▶ [DIRECTIONS] Examine the entries and show every line in which the word "when" is found.

▶ [Stored entries]

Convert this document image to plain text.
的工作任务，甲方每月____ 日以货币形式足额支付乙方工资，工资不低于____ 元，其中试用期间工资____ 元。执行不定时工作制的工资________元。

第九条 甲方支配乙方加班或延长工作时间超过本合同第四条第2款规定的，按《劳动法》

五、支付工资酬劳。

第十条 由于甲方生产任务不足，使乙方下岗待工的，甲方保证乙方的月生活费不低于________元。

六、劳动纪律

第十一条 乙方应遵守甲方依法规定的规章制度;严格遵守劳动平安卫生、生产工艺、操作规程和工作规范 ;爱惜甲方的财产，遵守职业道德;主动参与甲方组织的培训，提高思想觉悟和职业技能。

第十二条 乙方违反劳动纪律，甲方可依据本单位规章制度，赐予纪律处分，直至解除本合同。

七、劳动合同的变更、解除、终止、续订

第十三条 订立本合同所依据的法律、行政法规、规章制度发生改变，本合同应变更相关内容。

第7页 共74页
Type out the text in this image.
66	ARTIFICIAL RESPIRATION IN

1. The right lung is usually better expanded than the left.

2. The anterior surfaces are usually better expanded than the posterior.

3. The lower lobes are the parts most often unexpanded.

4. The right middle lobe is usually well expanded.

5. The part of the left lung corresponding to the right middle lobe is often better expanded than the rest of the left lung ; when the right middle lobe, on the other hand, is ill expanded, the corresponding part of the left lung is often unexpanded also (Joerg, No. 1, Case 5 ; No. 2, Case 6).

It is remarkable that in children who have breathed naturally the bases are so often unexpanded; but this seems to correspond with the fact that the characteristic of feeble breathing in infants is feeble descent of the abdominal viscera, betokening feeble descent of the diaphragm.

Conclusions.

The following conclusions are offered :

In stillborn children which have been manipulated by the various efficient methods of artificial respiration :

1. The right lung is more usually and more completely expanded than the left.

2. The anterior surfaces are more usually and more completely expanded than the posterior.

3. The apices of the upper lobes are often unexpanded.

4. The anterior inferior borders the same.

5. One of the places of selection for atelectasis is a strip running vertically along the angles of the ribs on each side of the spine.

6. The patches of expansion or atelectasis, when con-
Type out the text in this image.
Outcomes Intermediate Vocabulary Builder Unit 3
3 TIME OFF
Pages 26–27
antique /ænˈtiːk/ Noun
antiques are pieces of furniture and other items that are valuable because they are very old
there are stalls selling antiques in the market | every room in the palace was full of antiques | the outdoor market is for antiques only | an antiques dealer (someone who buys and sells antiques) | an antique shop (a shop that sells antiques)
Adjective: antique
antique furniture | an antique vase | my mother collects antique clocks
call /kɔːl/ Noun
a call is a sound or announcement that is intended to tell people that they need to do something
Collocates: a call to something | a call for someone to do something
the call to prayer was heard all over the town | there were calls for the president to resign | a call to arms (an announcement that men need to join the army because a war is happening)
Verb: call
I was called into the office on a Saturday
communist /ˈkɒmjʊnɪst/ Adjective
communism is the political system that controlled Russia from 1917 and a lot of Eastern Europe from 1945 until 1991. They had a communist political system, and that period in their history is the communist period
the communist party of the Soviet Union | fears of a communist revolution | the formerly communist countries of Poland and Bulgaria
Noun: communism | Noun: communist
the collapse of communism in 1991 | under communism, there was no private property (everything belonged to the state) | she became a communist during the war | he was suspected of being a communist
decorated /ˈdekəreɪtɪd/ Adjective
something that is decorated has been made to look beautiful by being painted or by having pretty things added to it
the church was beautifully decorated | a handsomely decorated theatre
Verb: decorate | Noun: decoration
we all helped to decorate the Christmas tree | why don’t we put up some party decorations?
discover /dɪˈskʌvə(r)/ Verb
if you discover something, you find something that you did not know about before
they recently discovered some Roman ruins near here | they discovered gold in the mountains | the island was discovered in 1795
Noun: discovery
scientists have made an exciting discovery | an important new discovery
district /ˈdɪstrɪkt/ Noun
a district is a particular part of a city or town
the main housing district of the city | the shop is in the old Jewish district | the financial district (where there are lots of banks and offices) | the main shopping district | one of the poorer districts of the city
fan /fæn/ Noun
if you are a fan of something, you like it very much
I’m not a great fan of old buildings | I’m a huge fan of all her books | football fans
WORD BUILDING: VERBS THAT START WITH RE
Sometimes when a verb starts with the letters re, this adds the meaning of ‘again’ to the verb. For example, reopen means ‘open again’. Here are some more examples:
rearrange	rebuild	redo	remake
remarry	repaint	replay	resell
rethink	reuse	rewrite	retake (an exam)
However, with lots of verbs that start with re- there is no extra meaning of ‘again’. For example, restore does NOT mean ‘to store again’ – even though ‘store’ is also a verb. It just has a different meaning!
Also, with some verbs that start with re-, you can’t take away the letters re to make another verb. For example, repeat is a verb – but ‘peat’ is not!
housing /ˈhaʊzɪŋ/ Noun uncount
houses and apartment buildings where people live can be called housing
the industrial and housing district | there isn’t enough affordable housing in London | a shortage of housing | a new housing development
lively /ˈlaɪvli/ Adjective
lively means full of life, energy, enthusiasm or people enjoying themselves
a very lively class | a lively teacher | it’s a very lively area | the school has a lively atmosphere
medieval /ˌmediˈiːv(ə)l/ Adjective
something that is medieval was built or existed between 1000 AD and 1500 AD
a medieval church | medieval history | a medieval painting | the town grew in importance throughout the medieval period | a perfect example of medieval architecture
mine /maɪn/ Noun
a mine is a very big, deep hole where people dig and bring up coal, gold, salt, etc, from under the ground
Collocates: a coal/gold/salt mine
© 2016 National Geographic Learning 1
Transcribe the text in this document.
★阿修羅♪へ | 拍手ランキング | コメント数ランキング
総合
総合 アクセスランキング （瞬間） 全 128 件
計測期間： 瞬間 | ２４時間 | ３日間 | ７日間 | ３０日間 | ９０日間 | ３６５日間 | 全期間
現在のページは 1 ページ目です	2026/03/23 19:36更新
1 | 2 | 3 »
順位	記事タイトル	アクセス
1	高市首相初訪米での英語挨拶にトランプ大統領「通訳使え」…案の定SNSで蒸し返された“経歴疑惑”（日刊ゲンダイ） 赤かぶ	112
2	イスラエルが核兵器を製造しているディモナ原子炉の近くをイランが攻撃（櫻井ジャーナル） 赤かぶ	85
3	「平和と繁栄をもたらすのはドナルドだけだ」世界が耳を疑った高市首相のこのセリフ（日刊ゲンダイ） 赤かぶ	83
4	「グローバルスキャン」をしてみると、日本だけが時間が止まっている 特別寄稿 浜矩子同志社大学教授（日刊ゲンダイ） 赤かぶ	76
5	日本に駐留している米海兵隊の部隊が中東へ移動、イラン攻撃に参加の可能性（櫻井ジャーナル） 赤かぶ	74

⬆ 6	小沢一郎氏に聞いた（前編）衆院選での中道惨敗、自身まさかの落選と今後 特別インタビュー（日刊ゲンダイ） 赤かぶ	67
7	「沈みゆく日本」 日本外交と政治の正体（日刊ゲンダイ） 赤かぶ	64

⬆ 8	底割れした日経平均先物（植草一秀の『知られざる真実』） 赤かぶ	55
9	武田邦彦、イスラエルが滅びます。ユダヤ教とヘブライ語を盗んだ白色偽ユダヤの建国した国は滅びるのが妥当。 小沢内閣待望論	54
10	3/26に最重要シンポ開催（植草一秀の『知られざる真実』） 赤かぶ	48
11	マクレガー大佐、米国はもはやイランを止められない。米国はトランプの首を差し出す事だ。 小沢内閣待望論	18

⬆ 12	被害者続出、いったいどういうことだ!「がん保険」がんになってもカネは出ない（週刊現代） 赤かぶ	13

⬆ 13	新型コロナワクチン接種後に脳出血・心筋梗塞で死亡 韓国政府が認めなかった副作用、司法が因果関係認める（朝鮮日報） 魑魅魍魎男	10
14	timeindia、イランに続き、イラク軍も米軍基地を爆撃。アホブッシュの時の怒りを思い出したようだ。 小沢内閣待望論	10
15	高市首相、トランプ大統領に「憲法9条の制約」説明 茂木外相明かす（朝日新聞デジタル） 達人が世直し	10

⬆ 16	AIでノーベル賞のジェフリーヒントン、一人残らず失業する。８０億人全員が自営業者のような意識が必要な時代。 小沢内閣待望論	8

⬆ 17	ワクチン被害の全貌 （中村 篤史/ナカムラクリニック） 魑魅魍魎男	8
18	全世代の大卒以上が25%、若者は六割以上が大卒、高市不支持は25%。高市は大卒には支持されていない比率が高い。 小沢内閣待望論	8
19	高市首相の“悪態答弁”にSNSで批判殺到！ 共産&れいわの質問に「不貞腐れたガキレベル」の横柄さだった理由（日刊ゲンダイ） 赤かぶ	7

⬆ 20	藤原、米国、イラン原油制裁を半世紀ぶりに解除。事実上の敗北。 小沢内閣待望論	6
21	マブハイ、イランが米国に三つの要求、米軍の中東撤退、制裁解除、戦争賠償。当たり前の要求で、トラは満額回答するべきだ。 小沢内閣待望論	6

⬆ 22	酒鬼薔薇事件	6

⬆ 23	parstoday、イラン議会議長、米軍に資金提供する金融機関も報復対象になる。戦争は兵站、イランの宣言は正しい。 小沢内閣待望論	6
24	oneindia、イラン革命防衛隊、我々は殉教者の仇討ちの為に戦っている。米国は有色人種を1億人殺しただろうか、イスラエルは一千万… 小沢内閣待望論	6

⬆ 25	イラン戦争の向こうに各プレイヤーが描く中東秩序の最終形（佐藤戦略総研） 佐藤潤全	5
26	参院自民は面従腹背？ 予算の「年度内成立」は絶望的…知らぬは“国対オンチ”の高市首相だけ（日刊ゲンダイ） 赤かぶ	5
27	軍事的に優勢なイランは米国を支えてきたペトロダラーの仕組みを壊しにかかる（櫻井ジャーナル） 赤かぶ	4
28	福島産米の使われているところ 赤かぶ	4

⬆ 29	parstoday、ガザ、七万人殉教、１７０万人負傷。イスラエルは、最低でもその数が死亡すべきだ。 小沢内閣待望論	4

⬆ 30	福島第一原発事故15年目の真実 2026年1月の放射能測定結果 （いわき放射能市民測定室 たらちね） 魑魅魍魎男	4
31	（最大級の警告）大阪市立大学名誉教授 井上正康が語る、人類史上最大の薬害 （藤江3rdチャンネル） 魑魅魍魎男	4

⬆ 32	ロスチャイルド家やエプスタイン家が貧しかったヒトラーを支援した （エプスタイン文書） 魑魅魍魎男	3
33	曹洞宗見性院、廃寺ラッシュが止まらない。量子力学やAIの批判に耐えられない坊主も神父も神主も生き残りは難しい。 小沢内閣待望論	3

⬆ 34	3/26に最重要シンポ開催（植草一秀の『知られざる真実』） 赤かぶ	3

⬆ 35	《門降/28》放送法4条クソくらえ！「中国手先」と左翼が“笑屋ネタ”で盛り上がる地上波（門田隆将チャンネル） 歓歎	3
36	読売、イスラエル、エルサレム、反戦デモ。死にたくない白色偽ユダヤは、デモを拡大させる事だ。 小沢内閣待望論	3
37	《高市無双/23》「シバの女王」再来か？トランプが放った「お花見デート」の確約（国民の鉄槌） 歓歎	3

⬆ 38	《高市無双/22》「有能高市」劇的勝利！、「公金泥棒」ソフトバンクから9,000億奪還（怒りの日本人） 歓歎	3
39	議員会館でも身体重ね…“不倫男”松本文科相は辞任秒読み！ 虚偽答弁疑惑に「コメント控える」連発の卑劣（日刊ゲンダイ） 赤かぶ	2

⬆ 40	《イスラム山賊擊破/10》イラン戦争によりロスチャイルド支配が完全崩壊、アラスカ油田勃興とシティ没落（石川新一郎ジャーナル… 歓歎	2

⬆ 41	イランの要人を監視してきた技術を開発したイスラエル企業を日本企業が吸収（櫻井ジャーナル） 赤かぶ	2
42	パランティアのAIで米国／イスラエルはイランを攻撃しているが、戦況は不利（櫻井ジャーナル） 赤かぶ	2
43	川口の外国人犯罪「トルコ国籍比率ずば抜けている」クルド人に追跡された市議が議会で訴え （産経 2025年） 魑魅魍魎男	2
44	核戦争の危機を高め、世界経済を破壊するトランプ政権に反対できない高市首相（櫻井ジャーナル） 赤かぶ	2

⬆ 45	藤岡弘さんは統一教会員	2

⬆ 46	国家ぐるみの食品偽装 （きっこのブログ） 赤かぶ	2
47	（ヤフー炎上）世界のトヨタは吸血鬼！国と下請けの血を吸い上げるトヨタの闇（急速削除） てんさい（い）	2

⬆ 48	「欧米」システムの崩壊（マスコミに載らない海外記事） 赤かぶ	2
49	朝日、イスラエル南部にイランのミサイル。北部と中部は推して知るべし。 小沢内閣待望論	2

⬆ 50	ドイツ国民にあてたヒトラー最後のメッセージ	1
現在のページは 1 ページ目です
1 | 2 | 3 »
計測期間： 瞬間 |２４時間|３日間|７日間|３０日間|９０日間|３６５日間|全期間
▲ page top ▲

▶ [REPLY TO THE TASK]
5. The part of the left lung corresponding to the right middle lobe is often better expanded than the rest of the left lung ; when the right middle lobe, on the other hand, is ill expanded, the corresponding part of the left lung is often unexpanded also (Joerg, No. 1, Case 5 ; No. 2, Case 6).
6. The patches of expansion or atelectasis, when con-
Sometimes when a verb starts with the letters re, this adds the meaning of ‘again’ to the verb. For example, reopen means ‘open again’. Here are some more examples:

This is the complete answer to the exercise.